Objective:
Please render these lines as a numbered list, leaving out any blank lines.

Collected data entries
......

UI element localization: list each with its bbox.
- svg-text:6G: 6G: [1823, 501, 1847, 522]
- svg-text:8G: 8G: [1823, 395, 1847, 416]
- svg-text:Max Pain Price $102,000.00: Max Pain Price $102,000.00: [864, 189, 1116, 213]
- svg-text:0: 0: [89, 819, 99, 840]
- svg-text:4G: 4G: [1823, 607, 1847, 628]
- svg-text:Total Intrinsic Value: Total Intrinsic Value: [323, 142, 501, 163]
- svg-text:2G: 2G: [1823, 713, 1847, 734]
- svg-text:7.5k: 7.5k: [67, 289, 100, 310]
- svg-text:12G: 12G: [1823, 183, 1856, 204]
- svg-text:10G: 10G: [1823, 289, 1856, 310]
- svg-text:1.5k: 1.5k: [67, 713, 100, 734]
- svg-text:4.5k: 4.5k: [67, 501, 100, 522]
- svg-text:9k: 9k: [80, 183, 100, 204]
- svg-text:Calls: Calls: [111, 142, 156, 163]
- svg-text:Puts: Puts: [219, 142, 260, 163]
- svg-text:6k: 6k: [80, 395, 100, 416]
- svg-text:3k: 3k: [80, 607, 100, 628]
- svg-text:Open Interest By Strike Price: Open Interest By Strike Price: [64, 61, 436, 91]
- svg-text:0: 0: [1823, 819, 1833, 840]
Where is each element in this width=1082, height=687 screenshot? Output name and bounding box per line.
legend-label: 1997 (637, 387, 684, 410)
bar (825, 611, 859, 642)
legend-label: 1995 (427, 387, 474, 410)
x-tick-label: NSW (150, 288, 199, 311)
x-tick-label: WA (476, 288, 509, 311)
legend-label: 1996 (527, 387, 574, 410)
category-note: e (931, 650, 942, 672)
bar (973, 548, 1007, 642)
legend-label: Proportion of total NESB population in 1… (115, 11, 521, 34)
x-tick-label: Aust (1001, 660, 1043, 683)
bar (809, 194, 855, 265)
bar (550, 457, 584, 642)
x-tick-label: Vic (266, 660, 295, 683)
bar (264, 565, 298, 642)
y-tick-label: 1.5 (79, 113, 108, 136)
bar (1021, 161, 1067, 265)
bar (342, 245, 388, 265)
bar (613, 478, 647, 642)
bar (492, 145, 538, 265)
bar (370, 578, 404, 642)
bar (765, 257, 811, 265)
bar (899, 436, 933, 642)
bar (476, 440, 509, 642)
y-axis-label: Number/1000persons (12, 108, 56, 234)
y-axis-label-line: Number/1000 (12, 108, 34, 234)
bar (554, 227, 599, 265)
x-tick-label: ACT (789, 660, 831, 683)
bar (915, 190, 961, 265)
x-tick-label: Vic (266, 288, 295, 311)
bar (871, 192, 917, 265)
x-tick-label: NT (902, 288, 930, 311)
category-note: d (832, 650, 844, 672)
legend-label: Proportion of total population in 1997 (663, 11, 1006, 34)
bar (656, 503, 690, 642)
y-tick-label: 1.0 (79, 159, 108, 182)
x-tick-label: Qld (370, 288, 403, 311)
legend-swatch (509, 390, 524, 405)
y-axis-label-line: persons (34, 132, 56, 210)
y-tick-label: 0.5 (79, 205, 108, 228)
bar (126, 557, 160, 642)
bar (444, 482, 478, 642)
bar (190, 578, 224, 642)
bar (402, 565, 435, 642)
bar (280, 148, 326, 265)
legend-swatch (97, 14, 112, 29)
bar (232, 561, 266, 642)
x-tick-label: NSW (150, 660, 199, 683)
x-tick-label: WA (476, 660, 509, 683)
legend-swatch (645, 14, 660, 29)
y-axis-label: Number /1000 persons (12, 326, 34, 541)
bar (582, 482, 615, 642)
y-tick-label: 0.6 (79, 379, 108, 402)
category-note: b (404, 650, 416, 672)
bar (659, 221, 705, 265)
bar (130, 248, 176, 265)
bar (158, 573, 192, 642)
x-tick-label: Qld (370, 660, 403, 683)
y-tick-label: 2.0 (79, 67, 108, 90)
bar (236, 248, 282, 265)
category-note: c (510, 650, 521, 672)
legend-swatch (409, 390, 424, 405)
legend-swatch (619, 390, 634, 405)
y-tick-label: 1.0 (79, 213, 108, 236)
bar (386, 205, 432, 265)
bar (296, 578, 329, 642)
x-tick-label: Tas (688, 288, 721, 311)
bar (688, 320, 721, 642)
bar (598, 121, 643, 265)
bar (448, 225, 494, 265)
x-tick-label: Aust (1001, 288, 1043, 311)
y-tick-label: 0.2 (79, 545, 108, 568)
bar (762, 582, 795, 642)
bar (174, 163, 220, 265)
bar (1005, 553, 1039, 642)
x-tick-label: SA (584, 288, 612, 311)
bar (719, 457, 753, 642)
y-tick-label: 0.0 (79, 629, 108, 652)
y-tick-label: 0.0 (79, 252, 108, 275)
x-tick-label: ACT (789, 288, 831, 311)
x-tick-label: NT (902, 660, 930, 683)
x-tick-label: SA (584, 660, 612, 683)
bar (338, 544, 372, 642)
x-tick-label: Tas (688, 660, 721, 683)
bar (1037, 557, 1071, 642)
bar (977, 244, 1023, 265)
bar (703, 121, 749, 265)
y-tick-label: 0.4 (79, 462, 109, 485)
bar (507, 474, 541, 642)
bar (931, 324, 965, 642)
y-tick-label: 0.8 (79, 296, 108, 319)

......

Full response:
1. UI element localization: list each with its bbox.
2. - svg-text:6G: 6G: [1823, 501, 1847, 522]
3. - svg-text:8G: 8G: [1823, 395, 1847, 416]
4. - svg-text:Max Pain Price $102,000.00: Max Pain Price $102,000.00: [864, 189, 1116, 213]
5. - svg-text:0: 0: [89, 819, 99, 840]
6. - svg-text:4G: 4G: [1823, 607, 1847, 628]
7. - svg-text:Total Intrinsic Value: Total Intrinsic Value: [323, 142, 501, 163]
8. - svg-text:2G: 2G: [1823, 713, 1847, 734]
9. - svg-text:7.5k: 7.5k: [67, 289, 100, 310]
10. - svg-text:12G: 12G: [1823, 183, 1856, 204]
11. - svg-text:10G: 10G: [1823, 289, 1856, 310]
12. - svg-text:1.5k: 1.5k: [67, 713, 100, 734]
13. - svg-text:4.5k: 4.5k: [67, 501, 100, 522]
14. - svg-text:9k: 9k: [80, 183, 100, 204]
15. - svg-text:Calls: Calls: [111, 142, 156, 163]
16. - svg-text:Puts: Puts: [219, 142, 260, 163]
17. - svg-text:6k: 6k: [80, 395, 100, 416]
18. - svg-text:3k: 3k: [80, 607, 100, 628]
19. - svg-text:Open Interest By Strike Price: Open Interest By Strike Price: [64, 61, 436, 91]
20. - svg-text:0: 0: [1823, 819, 1833, 840]
21. Where is each element in this width=1082, height=687 screenshot? Output name and bounding box per line.
22. legend-label: 1997 (637, 387, 684, 410)
23. bar (825, 611, 859, 642)
24. legend-label: 1995 (427, 387, 474, 410)
25. x-tick-label: NSW (150, 288, 199, 311)
26. x-tick-label: WA (476, 288, 509, 311)
27. legend-label: 1996 (527, 387, 574, 410)
28. category-note: e (931, 650, 942, 672)
29. bar (973, 548, 1007, 642)
30. legend-label: Proportion of total NESB population in 1… (115, 11, 521, 34)
31. x-tick-label: Aust (1001, 660, 1043, 683)
32. bar (809, 194, 855, 265)
33. bar (550, 457, 584, 642)
34. x-tick-label: Vic (266, 660, 295, 683)
35. bar (264, 565, 298, 642)
36. y-tick-label: 1.5 (79, 113, 108, 136)
37. bar (1021, 161, 1067, 265)
38. bar (342, 245, 388, 265)
39. bar (613, 478, 647, 642)
40. bar (492, 145, 538, 265)
41. bar (370, 578, 404, 642)
42. bar (765, 257, 811, 265)
43. bar (899, 436, 933, 642)
44. bar (476, 440, 509, 642)
45. y-axis-label: Number/1000persons (12, 108, 56, 234)
46. y-axis-label-line: Number/1000 (12, 108, 34, 234)
47. bar (554, 227, 599, 265)
48. x-tick-label: ACT (789, 660, 831, 683)
49. bar (915, 190, 961, 265)
50. x-tick-label: Vic (266, 288, 295, 311)
51. bar (871, 192, 917, 265)
52. x-tick-label: NT (902, 288, 930, 311)
53. category-note: d (832, 650, 844, 672)
54. legend-label: Proportion of total population in 1997 (663, 11, 1006, 34)
55. bar (656, 503, 690, 642)
56. y-tick-label: 1.0 (79, 159, 108, 182)
57. x-tick-label: Qld (370, 288, 403, 311)
58. legend-swatch (509, 390, 524, 405)
59. y-axis-label-line: persons (34, 132, 56, 210)
60. y-tick-label: 0.5 (79, 205, 108, 228)
61. bar (126, 557, 160, 642)
62. bar (444, 482, 478, 642)
63. bar (190, 578, 224, 642)
64. bar (402, 565, 435, 642)
65. bar (280, 148, 326, 265)
66. legend-swatch (97, 14, 112, 29)
67. bar (232, 561, 266, 642)
68. x-tick-label: NSW (150, 660, 199, 683)
69. x-tick-label: WA (476, 660, 509, 683)
70. legend-swatch (645, 14, 660, 29)
71. y-axis-label: Number /1000 persons (12, 326, 34, 541)
72. bar (582, 482, 615, 642)
73. y-tick-label: 0.6 (79, 379, 108, 402)
74. category-note: b (404, 650, 416, 672)
75. bar (659, 221, 705, 265)
76. bar (130, 248, 176, 265)
77. bar (158, 573, 192, 642)
78. x-tick-label: Qld (370, 660, 403, 683)
79. y-tick-label: 2.0 (79, 67, 108, 90)
80. bar (236, 248, 282, 265)
81. category-note: c (510, 650, 521, 672)
82. legend-swatch (409, 390, 424, 405)
83. legend-swatch (619, 390, 634, 405)
84. y-tick-label: 1.0 (79, 213, 108, 236)
85. bar (386, 205, 432, 265)
86. bar (296, 578, 329, 642)
87. x-tick-label: Tas (688, 288, 721, 311)
88. bar (688, 320, 721, 642)
89. bar (598, 121, 643, 265)
90. bar (448, 225, 494, 265)
91. x-tick-label: Aust (1001, 288, 1043, 311)
92. y-tick-label: 0.2 (79, 545, 108, 568)
93. bar (762, 582, 795, 642)
94. bar (174, 163, 220, 265)
95. bar (1005, 553, 1039, 642)
96. x-tick-label: SA (584, 288, 612, 311)
97. bar (719, 457, 753, 642)
98. y-tick-label: 0.0 (79, 629, 108, 652)
99. y-tick-label: 0.0 (79, 252, 108, 275)
100. x-tick-label: ACT (789, 288, 831, 311)
101. x-tick-label: NT (902, 660, 930, 683)
102. x-tick-label: SA (584, 660, 612, 683)
103. bar (338, 544, 372, 642)
104. x-tick-label: Tas (688, 660, 721, 683)
105. bar (1037, 557, 1071, 642)
106. bar (977, 244, 1023, 265)
107. bar (703, 121, 749, 265)
108. y-tick-label: 0.4 (79, 462, 109, 485)
109. bar (507, 474, 541, 642)
110. bar (931, 324, 965, 642)
111. y-tick-label: 0.8 (79, 296, 108, 319)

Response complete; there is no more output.